▶ [Directive]:
The records below are to be copied word for word, with every picture left out.

═══ Listing

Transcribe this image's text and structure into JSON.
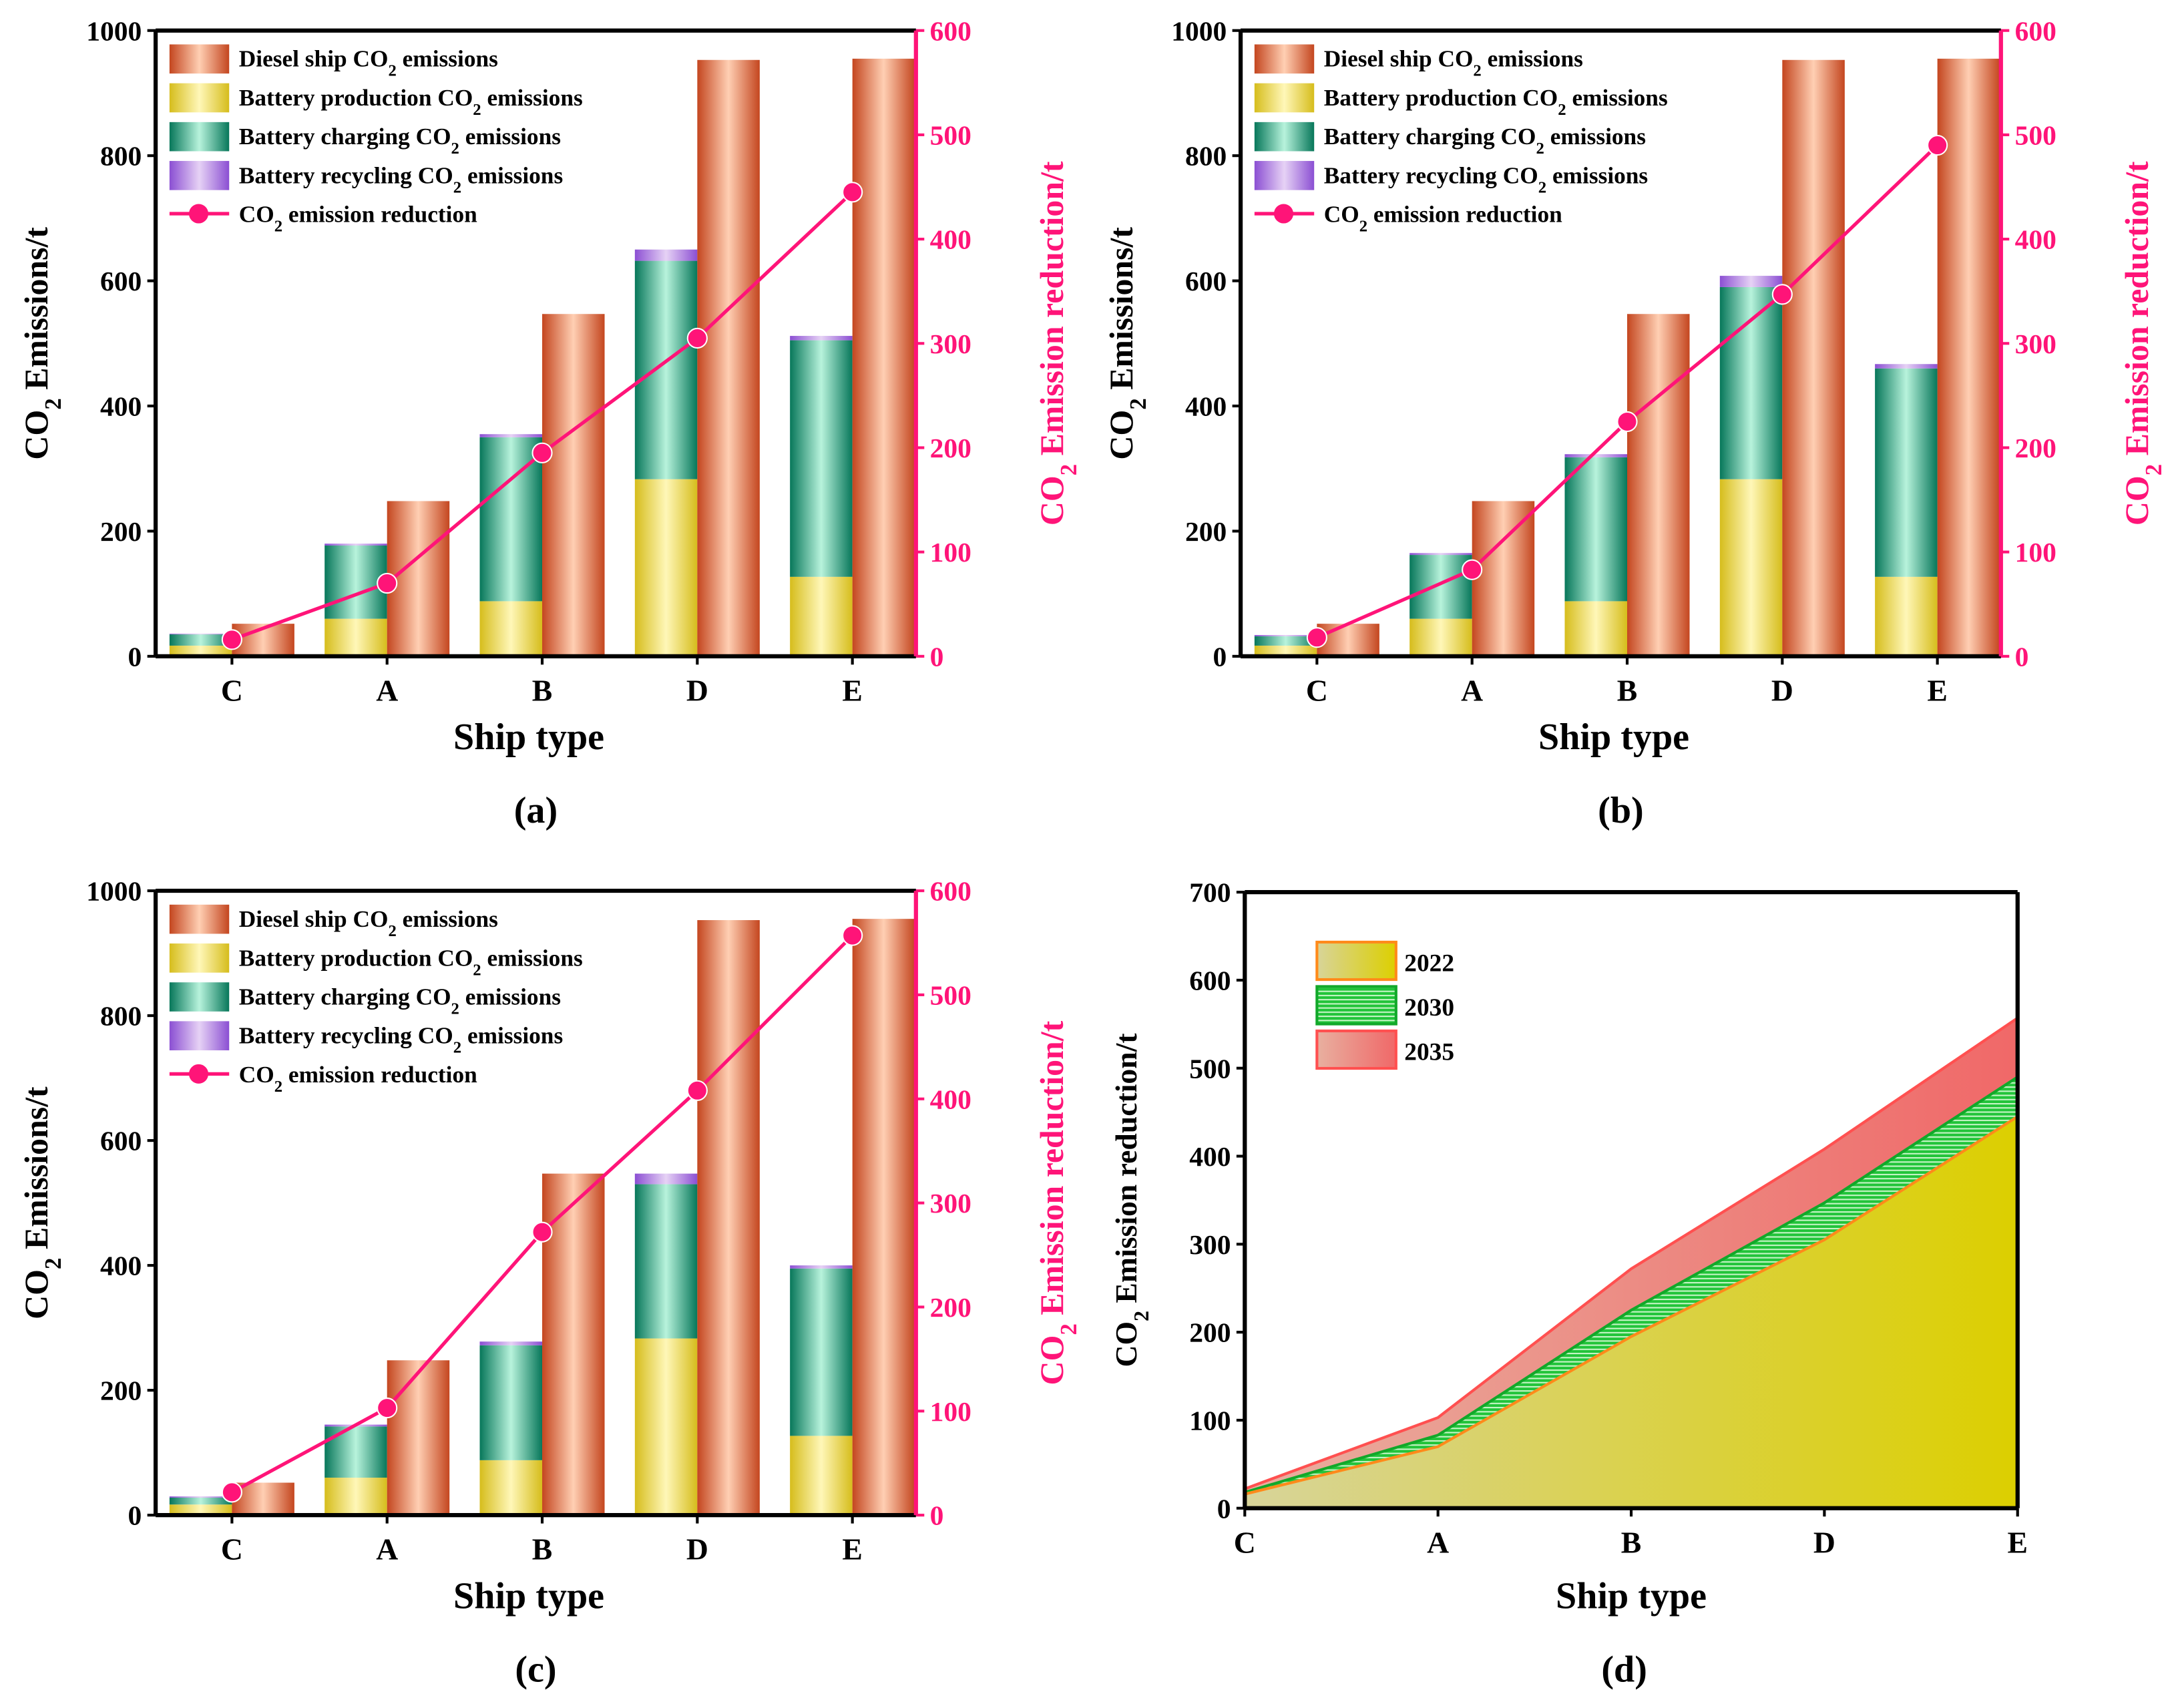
{
  "colors": {
    "diesel": [
      "#c4461f",
      "#ffcfb3"
    ],
    "production": [
      "#d6bd1c",
      "#fff7b8"
    ],
    "charging": [
      "#07775a",
      "#b8f3dc"
    ],
    "recycling": [
      "#8b4fd3",
      "#e6d2f5"
    ],
    "reduction": "#ff1478",
    "area2022": [
      "#d8d49a",
      "#dccf00"
    ],
    "area2030": "#22c43a",
    "area2035": [
      "#e8b0a0",
      "#f06868"
    ]
  },
  "chart_data": [
    {
      "type": "bar",
      "panel_label": "(a)",
      "categories": [
        "C",
        "A",
        "B",
        "D",
        "E"
      ],
      "xlabel": "Ship type",
      "ylabel": "CO2 Emissions/t",
      "y2label": "CO2 Emission reduction/t",
      "ylim": [
        0,
        1000
      ],
      "yticks": [
        0,
        200,
        400,
        600,
        800,
        1000
      ],
      "y2lim": [
        0,
        600
      ],
      "y2ticks": [
        0,
        100,
        200,
        300,
        400,
        500,
        600
      ],
      "legend": [
        "Diesel ship CO2 emissions",
        "Battery production CO2 emissions",
        "Battery charging CO2 emissions",
        "Battery recycling CO2 emissions",
        "CO2 emission reduction"
      ],
      "legend_position": "top-left",
      "series": [
        {
          "name": "Diesel ship CO2 emissions",
          "values": [
            52,
            248,
            547,
            953,
            955
          ]
        },
        {
          "name": "Battery production CO2 emissions",
          "values": [
            17,
            60,
            88,
            283,
            127
          ]
        },
        {
          "name": "Battery charging CO2 emissions",
          "values": [
            18,
            117,
            262,
            349,
            378
          ]
        },
        {
          "name": "Battery recycling CO2 emissions",
          "values": [
            1,
            3,
            5,
            18,
            7
          ]
        },
        {
          "name": "CO2 emission reduction",
          "axis": "right",
          "values": [
            16,
            70,
            195,
            305,
            445
          ]
        }
      ]
    },
    {
      "type": "bar",
      "panel_label": "(b)",
      "categories": [
        "C",
        "A",
        "B",
        "D",
        "E"
      ],
      "xlabel": "Ship type",
      "ylabel": "CO2 Emissions/t",
      "y2label": "CO2 Emission reduction/t",
      "ylim": [
        0,
        1000
      ],
      "yticks": [
        0,
        200,
        400,
        600,
        800,
        1000
      ],
      "y2lim": [
        0,
        600
      ],
      "y2ticks": [
        0,
        100,
        200,
        300,
        400,
        500,
        600
      ],
      "legend": [
        "Diesel ship CO2 emissions",
        "Battery production CO2 emissions",
        "Battery charging CO2 emissions",
        "Battery recycling CO2 emissions",
        "CO2 emission reduction"
      ],
      "legend_position": "top-left",
      "series": [
        {
          "name": "Diesel ship CO2 emissions",
          "values": [
            52,
            248,
            547,
            953,
            955
          ]
        },
        {
          "name": "Battery production CO2 emissions",
          "values": [
            17,
            60,
            88,
            283,
            127
          ]
        },
        {
          "name": "Battery charging CO2 emissions",
          "values": [
            15,
            102,
            230,
            307,
            333
          ]
        },
        {
          "name": "Battery recycling CO2 emissions",
          "values": [
            2,
            3,
            5,
            18,
            7
          ]
        },
        {
          "name": "CO2 emission reduction",
          "axis": "right",
          "values": [
            18,
            83,
            225,
            347,
            490
          ]
        }
      ]
    },
    {
      "type": "bar",
      "panel_label": "(c)",
      "categories": [
        "C",
        "A",
        "B",
        "D",
        "E"
      ],
      "xlabel": "Ship type",
      "ylabel": "CO2 Emissions/t",
      "y2label": "CO2 Emission reduction/t",
      "ylim": [
        0,
        1000
      ],
      "yticks": [
        0,
        200,
        400,
        600,
        800,
        1000
      ],
      "y2lim": [
        0,
        600
      ],
      "y2ticks": [
        0,
        100,
        200,
        300,
        400,
        500,
        600
      ],
      "legend": [
        "Diesel ship CO2 emissions",
        "Battery production CO2 emissions",
        "Battery charging CO2 emissions",
        "Battery recycling CO2 emissions",
        "CO2 emission reduction"
      ],
      "legend_position": "top-left",
      "series": [
        {
          "name": "Diesel ship CO2 emissions",
          "values": [
            52,
            248,
            547,
            953,
            955
          ]
        },
        {
          "name": "Battery production CO2 emissions",
          "values": [
            17,
            60,
            88,
            283,
            127
          ]
        },
        {
          "name": "Battery charging CO2 emissions",
          "values": [
            11,
            82,
            184,
            247,
            268
          ]
        },
        {
          "name": "Battery recycling CO2 emissions",
          "values": [
            2,
            3,
            6,
            17,
            5
          ]
        },
        {
          "name": "CO2 emission reduction",
          "axis": "right",
          "values": [
            22,
            103,
            272,
            408,
            557
          ]
        }
      ]
    },
    {
      "type": "area",
      "panel_label": "(d)",
      "categories": [
        "C",
        "A",
        "B",
        "D",
        "E"
      ],
      "xlabel": "Ship type",
      "ylabel": "CO2 Emission reduction/t",
      "ylim": [
        0,
        700
      ],
      "yticks": [
        0,
        100,
        200,
        300,
        400,
        500,
        600,
        700
      ],
      "legend_position": "top-left",
      "series": [
        {
          "name": "2022",
          "values": [
            16,
            70,
            195,
            305,
            445
          ]
        },
        {
          "name": "2030",
          "values": [
            18,
            83,
            225,
            347,
            490
          ]
        },
        {
          "name": "2035",
          "values": [
            22,
            103,
            272,
            408,
            557
          ]
        }
      ]
    }
  ]
}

══════

▶ [Response to the exercise]:
Transcribe this image's text and structure into JSON.
{
  "colors": {
    "diesel": [
      "#c4461f",
      "#ffcfb3"
    ],
    "production": [
      "#d6bd1c",
      "#fff7b8"
    ],
    "charging": [
      "#07775a",
      "#b8f3dc"
    ],
    "recycling": [
      "#8b4fd3",
      "#e6d2f5"
    ],
    "reduction": "#ff1478",
    "area2022": [
      "#d8d49a",
      "#dccf00"
    ],
    "area2030": "#22c43a",
    "area2035": [
      "#e8b0a0",
      "#f06868"
    ]
  },
  "chart_data": [
    {
      "type": "bar",
      "panel_label": "(a)",
      "categories": [
        "C",
        "A",
        "B",
        "D",
        "E"
      ],
      "xlabel": "Ship type",
      "ylabel": "CO2 Emissions/t",
      "y2label": "CO2 Emission reduction/t",
      "ylim": [
        0,
        1000
      ],
      "yticks": [
        0,
        200,
        400,
        600,
        800,
        1000
      ],
      "y2lim": [
        0,
        600
      ],
      "y2ticks": [
        0,
        100,
        200,
        300,
        400,
        500,
        600
      ],
      "legend": [
        "Diesel ship CO2 emissions",
        "Battery production CO2 emissions",
        "Battery charging CO2 emissions",
        "Battery recycling CO2 emissions",
        "CO2 emission reduction"
      ],
      "legend_position": "top-left",
      "series": [
        {
          "name": "Diesel ship CO2 emissions",
          "values": [
            52,
            248,
            547,
            953,
            955
          ]
        },
        {
          "name": "Battery production CO2 emissions",
          "values": [
            17,
            60,
            88,
            283,
            127
          ]
        },
        {
          "name": "Battery charging CO2 emissions",
          "values": [
            18,
            117,
            262,
            349,
            378
          ]
        },
        {
          "name": "Battery recycling CO2 emissions",
          "values": [
            1,
            3,
            5,
            18,
            7
          ]
        },
        {
          "name": "CO2 emission reduction",
          "axis": "right",
          "values": [
            16,
            70,
            195,
            305,
            445
          ]
        }
      ]
    },
    {
      "type": "bar",
      "panel_label": "(b)",
      "categories": [
        "C",
        "A",
        "B",
        "D",
        "E"
      ],
      "xlabel": "Ship type",
      "ylabel": "CO2 Emissions/t",
      "y2label": "CO2 Emission reduction/t",
      "ylim": [
        0,
        1000
      ],
      "yticks": [
        0,
        200,
        400,
        600,
        800,
        1000
      ],
      "y2lim": [
        0,
        600
      ],
      "y2ticks": [
        0,
        100,
        200,
        300,
        400,
        500,
        600
      ],
      "legend": [
        "Diesel ship CO2 emissions",
        "Battery production CO2 emissions",
        "Battery charging CO2 emissions",
        "Battery recycling CO2 emissions",
        "CO2 emission reduction"
      ],
      "legend_position": "top-left",
      "series": [
        {
          "name": "Diesel ship CO2 emissions",
          "values": [
            52,
            248,
            547,
            953,
            955
          ]
        },
        {
          "name": "Battery production CO2 emissions",
          "values": [
            17,
            60,
            88,
            283,
            127
          ]
        },
        {
          "name": "Battery charging CO2 emissions",
          "values": [
            15,
            102,
            230,
            307,
            333
          ]
        },
        {
          "name": "Battery recycling CO2 emissions",
          "values": [
            2,
            3,
            5,
            18,
            7
          ]
        },
        {
          "name": "CO2 emission reduction",
          "axis": "right",
          "values": [
            18,
            83,
            225,
            347,
            490
          ]
        }
      ]
    },
    {
      "type": "bar",
      "panel_label": "(c)",
      "categories": [
        "C",
        "A",
        "B",
        "D",
        "E"
      ],
      "xlabel": "Ship type",
      "ylabel": "CO2 Emissions/t",
      "y2label": "CO2 Emission reduction/t",
      "ylim": [
        0,
        1000
      ],
      "yticks": [
        0,
        200,
        400,
        600,
        800,
        1000
      ],
      "y2lim": [
        0,
        600
      ],
      "y2ticks": [
        0,
        100,
        200,
        300,
        400,
        500,
        600
      ],
      "legend": [
        "Diesel ship CO2 emissions",
        "Battery production CO2 emissions",
        "Battery charging CO2 emissions",
        "Battery recycling CO2 emissions",
        "CO2 emission reduction"
      ],
      "legend_position": "top-left",
      "series": [
        {
          "name": "Diesel ship CO2 emissions",
          "values": [
            52,
            248,
            547,
            953,
            955
          ]
        },
        {
          "name": "Battery production CO2 emissions",
          "values": [
            17,
            60,
            88,
            283,
            127
          ]
        },
        {
          "name": "Battery charging CO2 emissions",
          "values": [
            11,
            82,
            184,
            247,
            268
          ]
        },
        {
          "name": "Battery recycling CO2 emissions",
          "values": [
            2,
            3,
            6,
            17,
            5
          ]
        },
        {
          "name": "CO2 emission reduction",
          "axis": "right",
          "values": [
            22,
            103,
            272,
            408,
            557
          ]
        }
      ]
    },
    {
      "type": "area",
      "panel_label": "(d)",
      "categories": [
        "C",
        "A",
        "B",
        "D",
        "E"
      ],
      "xlabel": "Ship type",
      "ylabel": "CO2 Emission reduction/t",
      "ylim": [
        0,
        700
      ],
      "yticks": [
        0,
        100,
        200,
        300,
        400,
        500,
        600,
        700
      ],
      "legend_position": "top-left",
      "series": [
        {
          "name": "2022",
          "values": [
            16,
            70,
            195,
            305,
            445
          ]
        },
        {
          "name": "2030",
          "values": [
            18,
            83,
            225,
            347,
            490
          ]
        },
        {
          "name": "2035",
          "values": [
            22,
            103,
            272,
            408,
            557
          ]
        }
      ]
    }
  ]
}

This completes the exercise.